>> BEGIN

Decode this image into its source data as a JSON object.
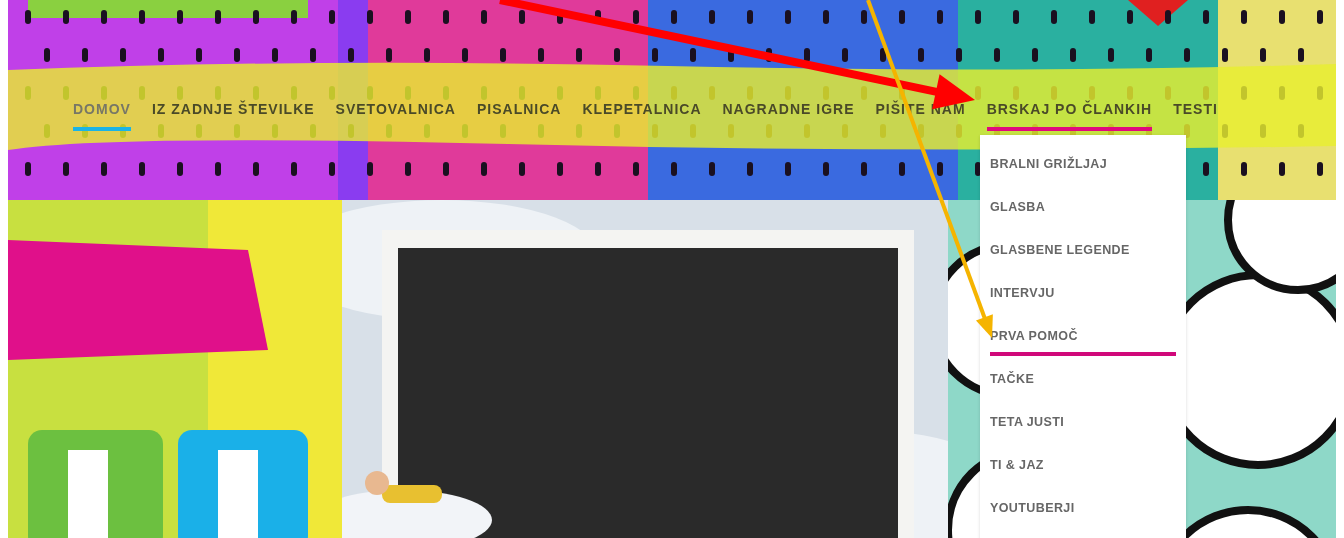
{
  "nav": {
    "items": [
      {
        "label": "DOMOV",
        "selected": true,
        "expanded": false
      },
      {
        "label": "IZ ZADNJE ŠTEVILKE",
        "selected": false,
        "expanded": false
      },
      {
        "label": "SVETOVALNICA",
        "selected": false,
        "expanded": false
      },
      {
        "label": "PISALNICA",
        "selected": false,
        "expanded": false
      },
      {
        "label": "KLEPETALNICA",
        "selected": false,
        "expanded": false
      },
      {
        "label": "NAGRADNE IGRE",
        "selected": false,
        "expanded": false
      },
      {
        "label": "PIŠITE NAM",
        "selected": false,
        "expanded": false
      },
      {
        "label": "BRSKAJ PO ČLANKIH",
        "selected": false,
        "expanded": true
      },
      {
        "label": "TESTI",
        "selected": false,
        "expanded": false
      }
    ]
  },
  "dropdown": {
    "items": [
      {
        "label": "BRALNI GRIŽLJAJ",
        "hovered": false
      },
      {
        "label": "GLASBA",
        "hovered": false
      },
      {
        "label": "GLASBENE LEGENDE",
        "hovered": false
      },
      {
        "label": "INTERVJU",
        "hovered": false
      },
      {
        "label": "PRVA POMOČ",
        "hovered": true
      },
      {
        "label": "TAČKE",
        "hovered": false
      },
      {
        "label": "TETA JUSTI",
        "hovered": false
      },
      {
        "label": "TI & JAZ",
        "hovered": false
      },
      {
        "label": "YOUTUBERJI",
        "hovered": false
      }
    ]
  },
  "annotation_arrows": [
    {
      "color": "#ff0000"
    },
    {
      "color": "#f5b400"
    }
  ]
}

>> END

## What is needed
Track down the lines that include the word "true" and copy them.

## Full solution
        "selected": true,
        "expanded": true
        "hovered": true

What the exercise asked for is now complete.